(THE EXERCISE)
Select all lines holding the word "product" from the entries that follow.

-- Begin --

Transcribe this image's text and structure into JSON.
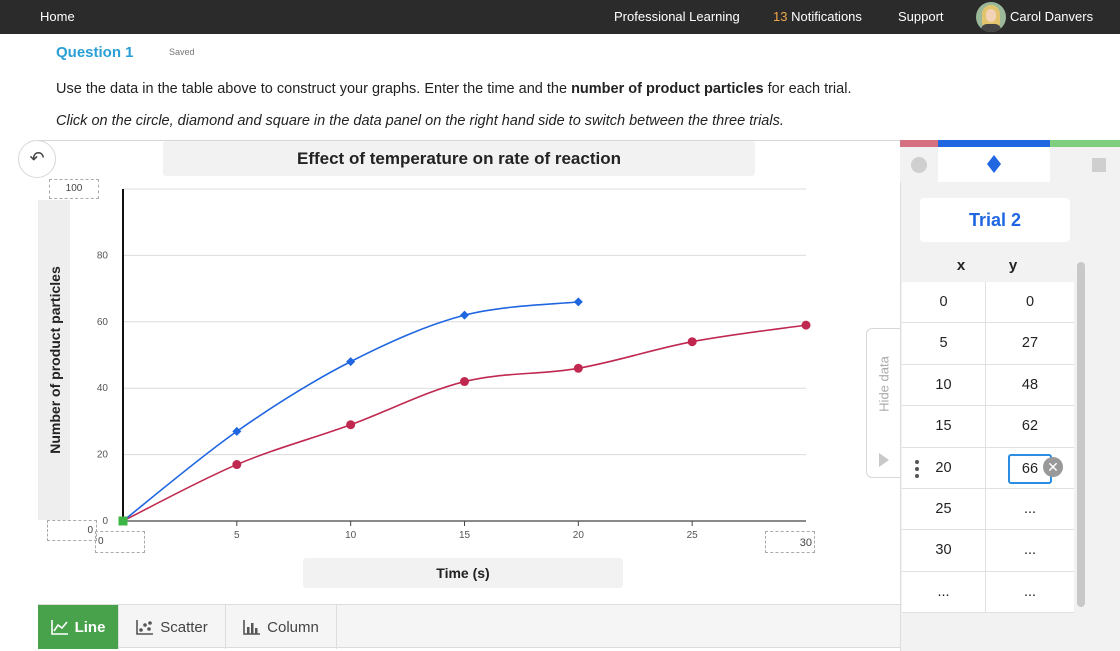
{
  "nav": {
    "home": "Home",
    "professional_learning": "Professional Learning",
    "notifications_count": "13",
    "notifications_label": "Notifications",
    "support": "Support",
    "user_name": "Carol Danvers"
  },
  "question": {
    "title": "Question 1",
    "status": "Saved",
    "instruction_pre": "Use the data in the table above to construct your graphs. Enter the time and the ",
    "instruction_bold": "number of product particles",
    "instruction_post": " for each trial.",
    "instruction_italic": "Click on the circle, diamond and square in the data panel on the right hand side to switch between the three trials."
  },
  "chart_data": {
    "type": "line",
    "title": "Effect of temperature on rate of reaction",
    "xlabel": "Time (s)",
    "ylabel": "Number of product particles",
    "xlim": [
      0,
      30
    ],
    "ylim": [
      0,
      100
    ],
    "x_ticks": [
      "5",
      "10",
      "15",
      "20",
      "25"
    ],
    "y_ticks": [
      "20",
      "40",
      "60",
      "80"
    ],
    "y_max_input": "100",
    "y_min_input": "0",
    "x_min_input": "0",
    "x_max_input": "30",
    "origin_y_label": "0",
    "grid": true,
    "series": [
      {
        "marker": "circle",
        "color": "#c0284f",
        "x": [
          0,
          5,
          10,
          15,
          20,
          25,
          30
        ],
        "y": [
          0,
          17,
          29,
          42,
          46,
          54,
          59
        ]
      },
      {
        "marker": "diamond",
        "color": "#1f66e0",
        "x": [
          0,
          5,
          10,
          15,
          20
        ],
        "y": [
          0,
          27,
          48,
          62,
          66
        ]
      },
      {
        "marker": "square",
        "color": "#3db544",
        "x": [
          0
        ],
        "y": [
          0
        ]
      }
    ]
  },
  "chart_types": {
    "line": "Line",
    "scatter": "Scatter",
    "column": "Column",
    "active": "line"
  },
  "hide_data_label": "Hide data",
  "data_panel": {
    "trial_label": "Trial 2",
    "tab_colors": [
      "#d4707f",
      "#1f66e0",
      "#80cf80"
    ],
    "x_header": "x",
    "y_header": "y",
    "rows": [
      {
        "x": "0",
        "y": "0"
      },
      {
        "x": "5",
        "y": "27"
      },
      {
        "x": "10",
        "y": "48"
      },
      {
        "x": "15",
        "y": "62"
      },
      {
        "x": "20",
        "y": "66"
      },
      {
        "x": "25",
        "y": "..."
      },
      {
        "x": "30",
        "y": "..."
      },
      {
        "x": "...",
        "y": "..."
      }
    ],
    "editing_row": 4
  }
}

-- End --

(OUTPUT OF THE EXERCISE)
    "instruction_bold": "number of product particles",
    "ylabel": "Number of product particles",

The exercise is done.